* Begin *

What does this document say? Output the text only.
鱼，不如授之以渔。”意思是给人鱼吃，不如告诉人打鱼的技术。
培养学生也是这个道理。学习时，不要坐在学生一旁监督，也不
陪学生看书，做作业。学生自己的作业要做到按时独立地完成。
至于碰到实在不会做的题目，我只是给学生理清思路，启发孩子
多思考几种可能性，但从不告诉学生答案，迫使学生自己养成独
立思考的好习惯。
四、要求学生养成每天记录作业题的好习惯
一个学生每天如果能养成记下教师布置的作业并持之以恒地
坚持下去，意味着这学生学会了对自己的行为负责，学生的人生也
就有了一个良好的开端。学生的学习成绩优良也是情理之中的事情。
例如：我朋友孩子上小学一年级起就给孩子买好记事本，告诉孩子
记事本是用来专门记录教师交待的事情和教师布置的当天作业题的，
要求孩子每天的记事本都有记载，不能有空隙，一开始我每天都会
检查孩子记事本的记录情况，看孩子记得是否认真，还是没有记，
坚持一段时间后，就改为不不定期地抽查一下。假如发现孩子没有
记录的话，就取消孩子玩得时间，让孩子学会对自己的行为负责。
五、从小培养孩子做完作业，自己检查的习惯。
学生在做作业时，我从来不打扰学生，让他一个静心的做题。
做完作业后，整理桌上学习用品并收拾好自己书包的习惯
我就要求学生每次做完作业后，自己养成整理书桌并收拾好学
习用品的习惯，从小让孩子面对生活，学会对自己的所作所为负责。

* End *

▶ **YOUR OBJECTIVE**
Your task is to quote the listing above word for word.

▶ **THE RESPONSE**
What does this document say? Output the text only.
鱼，不如授之以渔。”意思是给人鱼吃，不如告诉人打鱼的技术。
培养学生也是这个道理。学习时，不要坐在学生一旁监督，也不
陪学生看书，做作业。学生自己的作业要做到按时独立地完成。
至于碰到实在不会做的题目，我只是给学生理清思路，启发孩子
多思考几种可能性，但从不告诉学生答案，迫使学生自己养成独
立思考的好习惯。
四、要求学生养成每天记录作业题的好习惯
一个学生每天如果能养成记下教师布置的作业并持之以恒地
坚持下去，意味着这学生学会了对自己的行为负责，学生的人生也
就有了一个良好的开端。学生的学习成绩优良也是情理之中的事情。
例如：我朋友孩子上小学一年级起就给孩子买好记事本，告诉孩子
记事本是用来专门记录教师交待的事情和教师布置的当天作业题的，
要求孩子每天的记事本都有记载，不能有空隙，一开始我每天都会
检查孩子记事本的记录情况，看孩子记得是否认真，还是没有记，
坚持一段时间后，就改为不不定期地抽查一下。假如发现孩子没有
记录的话，就取消孩子玩得时间，让孩子学会对自己的行为负责。
五、从小培养孩子做完作业，自己检查的习惯。
学生在做作业时，我从来不打扰学生，让他一个静心的做题。
做完作业后，整理桌上学习用品并收拾好自己书包的习惯
我就要求学生每次做完作业后，自己养成整理书桌并收拾好学
习用品的习惯，从小让孩子面对生活，学会对自己的所作所为负责。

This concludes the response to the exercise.